▶ Alıştırma görevi a:
Aşağıdaki alıntı şu ifadeleri doğruluyor mu: (i) Yazar, C. Özdemir ile aynı düşüncede olduğunu belirtiyor; (ii) Yazara göre başbakanı eleştiren gazeteciler işlerini korumaktadır; (iii) Yazar, Kuzey Suriye'yi işgale hazırlanıldığını söylüyor? Her biri için evet ya da hayır deyin ve karara dayanak olan sözcükleri alıntıdan aynen aktarın.

▶ Seçilmiş alıntı:
┄┄┄┄┄┄┄┄┄┄┄┄┄┄┄┄┄┄┄┄
Korkarım ben de C. Özdemir gibi düşünüyorum. Korkarım diyorum, çünkü başbakanımızı eleştirmeye cesaret eden gazeteciler şu veya bu şekilde işlerinden oluyorlar. Son örneği Yıldırım Türker ve bu gidişle sonuncu da olmayacak. Sağlık olsun. Bugüne kadar kuyruğu dik tuttuk şükür; bu yaştan sonra indirirsek teneke bağlarlar ve üstelik haklı da olurlar. Özetle üç şey söyleyeceğim:
1) Türkiye, PKK’nın Hüseyin Aygün gibi birini kaçıracak kadar pespayeleşmesi de dahil, içte feci bir darboğazda; üstelik sadece kelleyi koltuğa alanlar yazı yazabiliyor. Dışta ise, ayıptır söylemesi ABD’nin kestaneleri ateşten çektirmesi bâbında K. Suriye’yi işgale hazırlanmaktayız. Böyle bir konjonktürde, amacı içeride Müslüman oyu toplamak, dışarıda da “Küresel Devlet” (önceki adı: Böyyük Türkiye) imajı vermek olan bir Myanmar gezisi ne kadar önceliklidir? Hele, bunu eleştirenleri işten attırmak istemek neyin nesidir?
┄┄┄┄┄┄┄┄┄┄┄┄┄┄┄┄┄┄┄┄
▶ Listelenen kayıtlar:
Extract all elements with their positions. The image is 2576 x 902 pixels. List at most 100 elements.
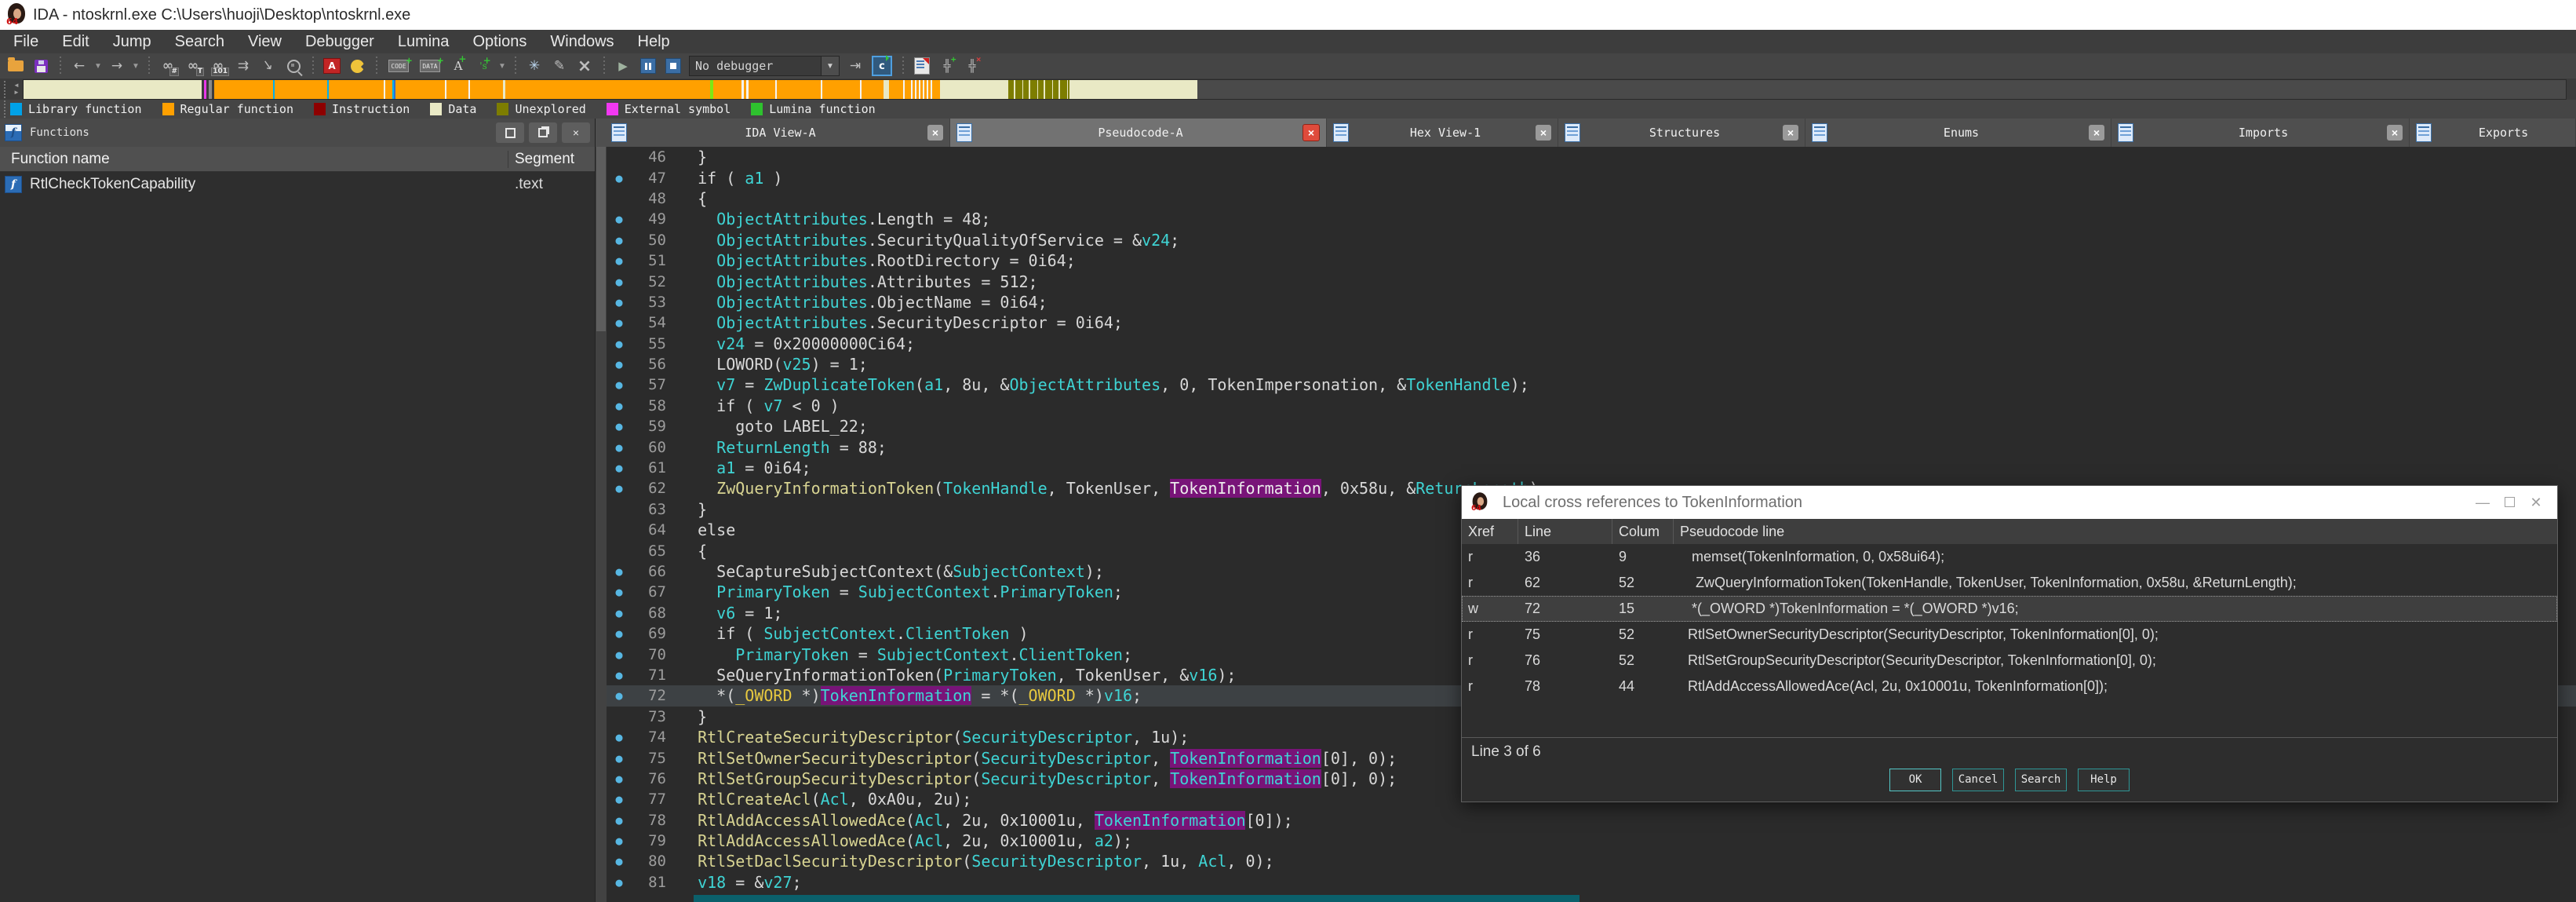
code-line-79[interactable]: ●79 RtlAddAccessAllowedAce(Acl, 2u, 0x10… [607,831,2576,851]
breakpoint-gutter[interactable]: ● [607,212,632,226]
breakpoint-gutter[interactable]: ● [607,171,632,185]
code-line-81[interactable]: ●81 v18 = &v27; [607,872,2576,893]
code-scrollbar-thumb[interactable] [596,147,606,331]
code-line-54[interactable]: ●54 ObjectAttributes.SecurityDescriptor … [607,312,2576,333]
band-segment[interactable] [909,80,932,99]
band-segment[interactable] [713,80,741,99]
problem-list-icon[interactable]: A [322,57,342,75]
menu-item-view[interactable]: View [236,30,293,53]
breakpoint-gutter[interactable]: ● [607,316,632,330]
code-line-48[interactable]: 48 { [607,188,2576,209]
panel-close-button[interactable]: × [562,122,590,143]
breakpoint-gutter[interactable]: ● [607,233,632,247]
tab-pseudocode-a[interactable]: Pseudocode-A× [950,119,1327,147]
band-segment[interactable] [329,80,384,99]
tab-close-icon[interactable]: × [2089,125,2104,141]
dialog-minimize-button[interactable]: — [2469,495,2496,511]
tab-ida-view-a[interactable]: IDA View-A× [605,119,950,147]
search-text-icon[interactable]: ∞T [183,57,203,75]
breakpoint-gutter[interactable]: ● [607,461,632,475]
function-row[interactable]: fRtlCheckTokenCapability.text [0,172,595,196]
band-segment[interactable] [749,80,775,99]
tab-close-icon[interactable]: × [1536,125,1551,141]
band-segment[interactable] [862,80,884,99]
band-segment[interactable] [214,80,273,99]
breakpoint-gutter[interactable]: ● [607,854,632,868]
menu-item-jump[interactable]: Jump [101,30,163,53]
breakpoint-gutter[interactable]: ● [607,440,632,455]
menu-item-lumina[interactable]: Lumina [386,30,461,53]
menu-item-edit[interactable]: Edit [50,30,100,53]
code-line-52[interactable]: ●52 ObjectAttributes.Attributes = 512; [607,271,2576,291]
breakpoint-gutter[interactable]: ● [607,585,632,599]
tab-enums[interactable]: Enums× [1805,119,2111,147]
snowflake-icon[interactable]: ✳ [524,57,545,75]
breakpoint-gutter[interactable]: ● [607,481,632,495]
xref-row[interactable]: r369 memset(TokenInformation, 0, 0x58ui6… [1462,544,2557,570]
menu-item-search[interactable]: Search [163,30,236,53]
breakpoint-gutter[interactable]: ● [607,564,632,579]
menu-item-windows[interactable]: Windows [538,30,625,53]
panel-restore-button[interactable] [496,122,524,143]
band-segment[interactable] [932,80,940,99]
ok-button[interactable]: OK [1889,769,1941,791]
breakpoint-gutter[interactable]: ● [607,834,632,848]
search-button[interactable]: Search [2015,769,2067,791]
search-lock-icon[interactable] [283,57,304,75]
tab-close-icon[interactable]: × [2387,125,2403,141]
plugin-remove-icon[interactable]: ╬× [962,57,982,75]
debugger-stop-icon[interactable] [663,57,683,75]
cancel-button[interactable]: Cancel [1952,769,2004,791]
band-right-arrow-icon[interactable]: ► [13,89,20,96]
navigate-forward-icon[interactable]: → [107,57,127,75]
column-header-segment[interactable]: Segment [508,151,574,168]
breakpoint-gutter[interactable]: ● [607,688,632,703]
band-left-arrow-icon[interactable]: ◄ [13,82,20,89]
xref-row[interactable]: r7652 RtlSetGroupSecurityDescriptor(Secu… [1462,648,2557,674]
xref-row[interactable]: r6252 ZwQueryInformationToken(TokenHandl… [1462,570,2557,596]
help-button[interactable]: Help [2078,769,2130,791]
search-binary-icon[interactable]: ∞101 [208,57,228,75]
plugin-add-icon[interactable]: ╬+ [937,57,957,75]
code-line-55[interactable]: ●55 v24 = 0x20000000Ci64; [607,334,2576,354]
breakpoint-gutter[interactable]: ● [607,792,632,806]
column-header-line[interactable]: Line [1518,519,1612,544]
column-header-pseudocode-line[interactable]: Pseudocode line [1674,519,2557,544]
band-drag-handle[interactable] [2,81,7,98]
debugger-start-icon[interactable]: ▶ [613,57,633,75]
xref-table-header[interactable]: Xref Line Colum Pseudocode line [1462,519,2557,544]
navigate-back-icon[interactable]: ← [69,57,89,75]
breakpoint-gutter[interactable]: ● [607,751,632,765]
panel-float-button[interactable] [529,122,557,143]
breakpoint-gutter[interactable]: ● [607,730,632,744]
code-line-49[interactable]: ●49 ObjectAttributes.Length = 48; [607,209,2576,229]
edit-icon[interactable]: ✎ [549,57,570,75]
breakpoint-gutter[interactable]: ● [607,295,632,309]
code-line-57[interactable]: ●57 v7 = ZwDuplicateToken(a1, 8u, &Objec… [607,374,2576,395]
tab-close-icon[interactable]: × [1303,124,1320,141]
menu-item-options[interactable]: Options [461,30,538,53]
debugger-selector[interactable]: No debugger▼ [689,56,840,76]
menu-item-help[interactable]: Help [626,30,682,53]
column-header-column[interactable]: Colum [1612,519,1674,544]
back-history-dropdown[interactable]: ▼ [93,57,104,75]
debugger-pause-icon[interactable] [638,57,658,75]
wait-box-icon[interactable] [347,57,367,75]
column-header-xref[interactable]: Xref [1462,519,1518,544]
code-line-78[interactable]: ●78 RtlAddAccessAllowedAce(Acl, 2u, 0x10… [607,810,2576,831]
band-segment[interactable] [470,80,503,99]
code-line-59[interactable]: ●59 goto LABEL_22; [607,416,2576,436]
code-line-61[interactable]: ●61 a1 = 0i64; [607,458,2576,478]
code-line-47[interactable]: ●47 if ( a1 ) [607,167,2576,188]
navigation-band[interactable] [23,79,2567,100]
column-header-function-name[interactable]: Function name [0,151,508,168]
breakpoint-gutter[interactable]: ● [607,813,632,827]
tab-close-icon[interactable]: × [927,125,943,141]
quick-pseudocode-icon[interactable]: c [870,57,894,75]
jump-xref-icon[interactable]: ⇉ [233,57,253,75]
band-segment[interactable] [505,80,710,99]
breakpoint-gutter[interactable]: ● [607,648,632,662]
tab-close-icon[interactable]: × [1783,125,1798,141]
tab-imports[interactable]: Imports× [2111,119,2410,147]
menu-item-debugger[interactable]: Debugger [293,30,386,53]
┄┄┄┄┄┄┄┄┄┄┄┄┄┄┄┄┄┄┄┄
▶ Alıştırma görevi b:
Kayıtlarda "View" dizgesini içeren kaç satır var? Satırları sayın ve yalnızca sayıyı yazın.

▶ Yazılı çözüm a:
(i) Evet: "Korkarım ben de C. Özdemir gibi düşünüyorum."
(ii) Hayır: "başbakanımızı eleştirmeye cesaret eden gazeteciler şu veya bu şekilde işlerinden oluyorlar."
(iii) Evet: "K. Suriye’yi işgale hazırlanmaktayız."

▶ Yazılı çözüm b:
2